* [Extract provided]
--- START ---

Having clarified his problem, moving Billingham from a directive theory X culture to a participative theory Y culture, in a faltering, untidy, opportunistic but persistent fashion he introduced Billingham to the behavioural sciences. Directors and senior managers went off on T-groups, prominent American behavioural scientists were invited into Billingham to give lectures, conduct field experiments, and run novel training programmes, and with Douglas McGregor’s death, Ron Mercer began to work with the Agricultural Board as a consultant.

Bridge also tried to facilitate the above process by changing the structural and policy context within which personnel work was carried out in the division. He developed a more interactive process for generating personnel policy in the division, and decentralised personnel work from staff and labour departments in the divisional headquarters, down into the individual works and departments. By creating new personnel officers who he hoped would interpret their role in a more proactive problem-solving rather than reactive fashion, he hoped to start change processes at the middle of the organisation, works by works, and department by department.

Of course whilst Bridge and his right-hand man Tom Evans were making the above interventions into the Billingham management system, Bridge was also a leading figure in orchestrating the development of the company change programme MUPS. The launching of MUPS in 1965 was used by Bridge and Evans to continue the pressure for change at Billingham, and for a time the Bridge–Evans realisation that success of MUPS was predicated on the need to change managerial attitudes and behaviour as much, if not more than, those of the work force, meant there was a wider and more compelling contextual reason for pushing for a change in the Billingham management culture than the one he had started with in 1962.

Bridge and Evans continued the additive pressure for change in Agricultural Division right up until they left in 1967 and 1968. Various complementary activities were allowed to start at different levels in the structure. The onset of a new system for management and supervisory training, the Sandsend community joint management and union events, the activities of the Teesside Industrial Mission, a newly developed system for shop steward training, the workshop activities for managers on group process skills, and the early joint union-management workshops in Products Works all helped to seed developmental ideas into the division, draw out early adopter managers who were predisposed to alter the old ways of doing things, and break some of the old barriers in the management and union system about contact between management and employee representatives outside more formal industrial relations procedures.

--- END ---

* [Given request A]
Which complementary activities does the passage on change at Billingham list as having started at different levels of the structure in Agricultural Division?
* [Given request B]
Pick up the passage on change at Billingham after its final sentence and extend it with a further paragraph.

* [Supplied data]

--- START ---

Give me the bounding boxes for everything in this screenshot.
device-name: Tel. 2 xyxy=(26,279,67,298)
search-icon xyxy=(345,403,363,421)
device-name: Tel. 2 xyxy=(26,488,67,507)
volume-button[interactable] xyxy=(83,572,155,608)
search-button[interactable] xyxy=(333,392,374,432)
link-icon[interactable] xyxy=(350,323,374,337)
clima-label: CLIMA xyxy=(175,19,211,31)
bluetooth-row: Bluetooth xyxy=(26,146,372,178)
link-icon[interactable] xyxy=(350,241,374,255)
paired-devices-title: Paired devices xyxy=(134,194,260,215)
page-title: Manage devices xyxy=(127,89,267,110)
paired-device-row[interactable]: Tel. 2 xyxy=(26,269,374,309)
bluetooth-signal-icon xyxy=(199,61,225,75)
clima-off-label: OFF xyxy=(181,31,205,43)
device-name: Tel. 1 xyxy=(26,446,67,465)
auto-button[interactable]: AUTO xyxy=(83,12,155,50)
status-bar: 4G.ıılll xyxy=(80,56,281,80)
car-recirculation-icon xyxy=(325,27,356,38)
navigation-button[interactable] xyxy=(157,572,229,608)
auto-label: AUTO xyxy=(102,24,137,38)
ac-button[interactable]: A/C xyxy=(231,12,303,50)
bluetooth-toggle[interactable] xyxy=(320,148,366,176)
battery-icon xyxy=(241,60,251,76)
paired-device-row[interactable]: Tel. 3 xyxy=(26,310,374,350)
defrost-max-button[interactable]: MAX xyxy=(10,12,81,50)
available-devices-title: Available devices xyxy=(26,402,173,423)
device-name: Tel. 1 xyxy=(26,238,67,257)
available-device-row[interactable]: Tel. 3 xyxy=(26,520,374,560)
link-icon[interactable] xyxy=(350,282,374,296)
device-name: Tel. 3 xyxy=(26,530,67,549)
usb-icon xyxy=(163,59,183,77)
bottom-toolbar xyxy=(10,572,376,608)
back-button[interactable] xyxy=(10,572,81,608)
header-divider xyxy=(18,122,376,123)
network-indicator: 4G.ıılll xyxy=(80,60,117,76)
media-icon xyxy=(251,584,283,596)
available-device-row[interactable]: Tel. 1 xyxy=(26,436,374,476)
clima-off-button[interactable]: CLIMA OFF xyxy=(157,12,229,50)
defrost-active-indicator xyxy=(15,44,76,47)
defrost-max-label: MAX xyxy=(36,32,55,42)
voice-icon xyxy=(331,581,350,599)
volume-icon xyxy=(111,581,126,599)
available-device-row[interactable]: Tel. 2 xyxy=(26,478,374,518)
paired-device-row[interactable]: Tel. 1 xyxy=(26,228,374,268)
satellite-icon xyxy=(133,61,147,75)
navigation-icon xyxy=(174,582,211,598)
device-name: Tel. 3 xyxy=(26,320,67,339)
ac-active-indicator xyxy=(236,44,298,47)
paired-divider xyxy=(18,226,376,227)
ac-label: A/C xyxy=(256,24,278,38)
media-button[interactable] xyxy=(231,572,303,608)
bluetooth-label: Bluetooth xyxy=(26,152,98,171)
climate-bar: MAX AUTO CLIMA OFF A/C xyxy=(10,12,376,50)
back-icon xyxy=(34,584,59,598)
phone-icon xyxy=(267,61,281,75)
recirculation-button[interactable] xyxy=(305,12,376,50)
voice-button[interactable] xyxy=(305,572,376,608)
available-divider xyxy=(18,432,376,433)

--- END ---

* [Reply A]
- The onset of a new system for management and supervisory training
- The Sandsend community joint management and union events
- The activities of the Teesside Industrial Mission
- A newly developed system for shop steward training
- The workshop activities for managers on group process skills
- The early joint union-management workshops in Products Works

* [Reply B]
Even though Bridge and Evans tried to broaden the width of their bow wave for change through the above seeding and climate-building activities, and undoubtedly some of the seeds did germinate after they had gone, in Bridge's absence from 1968 onwards there was never the same board level energy or pressure for a social innovation to complement the technical one that business pressures made an imperative. Bridge's forcing and pushing style made things happen but pushed resistance underground. With Bridge gone his methods and imprecise objectives could be openly criticised and his successor as personnel director was not allowed the same degrees of freedom by the Agricultural Division board. A new division chairman in 1968 meant the exit of Ron Mercer as a board consultant, and only the appearance of Noel Ripley with a more bottom-up rather than top-down change strategy helped support some of the change activities Bridge had started, and begin to germinate others. Any continuity and stabilisation of change process possible in Agricultural Division was left to Noel Ripley and his voluntary association –The Swallow Group, described in Chapter 6.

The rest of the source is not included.